Read the records and write them out again exactly.

----------------

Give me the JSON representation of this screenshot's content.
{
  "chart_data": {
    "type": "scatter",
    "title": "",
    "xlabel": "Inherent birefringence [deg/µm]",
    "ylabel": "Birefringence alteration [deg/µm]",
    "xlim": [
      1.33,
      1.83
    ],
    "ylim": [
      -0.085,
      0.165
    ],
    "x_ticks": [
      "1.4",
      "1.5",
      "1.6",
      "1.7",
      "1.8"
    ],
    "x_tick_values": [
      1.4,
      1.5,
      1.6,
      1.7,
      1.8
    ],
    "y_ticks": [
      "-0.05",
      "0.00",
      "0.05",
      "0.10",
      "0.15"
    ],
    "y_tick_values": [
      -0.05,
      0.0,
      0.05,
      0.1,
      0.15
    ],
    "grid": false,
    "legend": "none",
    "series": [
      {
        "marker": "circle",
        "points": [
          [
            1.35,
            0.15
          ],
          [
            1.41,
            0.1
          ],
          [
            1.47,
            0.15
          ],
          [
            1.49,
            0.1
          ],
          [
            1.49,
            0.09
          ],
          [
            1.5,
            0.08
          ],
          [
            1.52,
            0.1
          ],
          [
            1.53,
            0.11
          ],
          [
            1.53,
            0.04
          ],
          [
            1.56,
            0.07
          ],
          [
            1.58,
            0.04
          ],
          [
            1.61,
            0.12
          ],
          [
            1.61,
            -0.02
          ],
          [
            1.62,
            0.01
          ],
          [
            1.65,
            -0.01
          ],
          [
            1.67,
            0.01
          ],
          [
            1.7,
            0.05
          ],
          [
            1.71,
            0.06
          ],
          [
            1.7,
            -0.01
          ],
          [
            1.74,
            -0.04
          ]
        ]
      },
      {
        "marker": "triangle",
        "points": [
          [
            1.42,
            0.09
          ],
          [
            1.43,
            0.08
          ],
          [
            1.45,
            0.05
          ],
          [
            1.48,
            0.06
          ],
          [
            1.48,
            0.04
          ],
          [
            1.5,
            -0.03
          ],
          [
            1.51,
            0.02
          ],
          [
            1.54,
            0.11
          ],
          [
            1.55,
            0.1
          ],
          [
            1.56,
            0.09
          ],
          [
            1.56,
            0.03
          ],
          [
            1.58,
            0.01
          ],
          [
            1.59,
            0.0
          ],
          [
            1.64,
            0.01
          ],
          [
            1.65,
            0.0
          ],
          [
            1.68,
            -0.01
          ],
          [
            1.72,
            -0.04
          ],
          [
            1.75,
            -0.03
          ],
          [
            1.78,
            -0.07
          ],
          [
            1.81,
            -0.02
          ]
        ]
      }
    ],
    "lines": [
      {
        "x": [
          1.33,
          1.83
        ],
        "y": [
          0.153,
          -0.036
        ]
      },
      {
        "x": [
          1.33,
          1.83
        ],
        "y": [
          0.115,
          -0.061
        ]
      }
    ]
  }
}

----------------

Result:
Give me the JSON representation of this screenshot's content.
{
  "chart_data": {
    "type": "scatter",
    "title": "",
    "xlabel": "Inherent birefringence [deg/µm]",
    "ylabel": "Birefringence alteration [deg/µm]",
    "xlim": [
      1.33,
      1.83
    ],
    "ylim": [
      -0.085,
      0.165
    ],
    "x_ticks": [
      "1.4",
      "1.5",
      "1.6",
      "1.7",
      "1.8"
    ],
    "x_tick_values": [
      1.4,
      1.5,
      1.6,
      1.7,
      1.8
    ],
    "y_ticks": [
      "-0.05",
      "0.00",
      "0.05",
      "0.10",
      "0.15"
    ],
    "y_tick_values": [
      -0.05,
      0.0,
      0.05,
      0.1,
      0.15
    ],
    "grid": false,
    "legend": "none",
    "series": [
      {
        "marker": "circle",
        "points": [
          [
            1.35,
            0.15
          ],
          [
            1.41,
            0.1
          ],
          [
            1.47,
            0.15
          ],
          [
            1.49,
            0.1
          ],
          [
            1.49,
            0.09
          ],
          [
            1.5,
            0.08
          ],
          [
            1.52,
            0.1
          ],
          [
            1.53,
            0.11
          ],
          [
            1.53,
            0.04
          ],
          [
            1.56,
            0.07
          ],
          [
            1.58,
            0.04
          ],
          [
            1.61,
            0.12
          ],
          [
            1.61,
            -0.02
          ],
          [
            1.62,
            0.01
          ],
          [
            1.65,
            -0.01
          ],
          [
            1.67,
            0.01
          ],
          [
            1.7,
            0.05
          ],
          [
            1.71,
            0.06
          ],
          [
            1.7,
            -0.01
          ],
          [
            1.74,
            -0.04
          ]
        ]
      },
      {
        "marker": "triangle",
        "points": [
          [
            1.42,
            0.09
          ],
          [
            1.43,
            0.08
          ],
          [
            1.45,
            0.05
          ],
          [
            1.48,
            0.06
          ],
          [
            1.48,
            0.04
          ],
          [
            1.5,
            -0.03
          ],
          [
            1.51,
            0.02
          ],
          [
            1.54,
            0.11
          ],
          [
            1.55,
            0.1
          ],
          [
            1.56,
            0.09
          ],
          [
            1.56,
            0.03
          ],
          [
            1.58,
            0.01
          ],
          [
            1.59,
            0.0
          ],
          [
            1.64,
            0.01
          ],
          [
            1.65,
            0.0
          ],
          [
            1.68,
            -0.01
          ],
          [
            1.72,
            -0.04
          ],
          [
            1.75,
            -0.03
          ],
          [
            1.78,
            -0.07
          ],
          [
            1.81,
            -0.02
          ]
        ]
      }
    ],
    "lines": [
      {
        "x": [
          1.33,
          1.83
        ],
        "y": [
          0.153,
          -0.036
        ]
      },
      {
        "x": [
          1.33,
          1.83
        ],
        "y": [
          0.115,
          -0.061
        ]
      }
    ]
  }
}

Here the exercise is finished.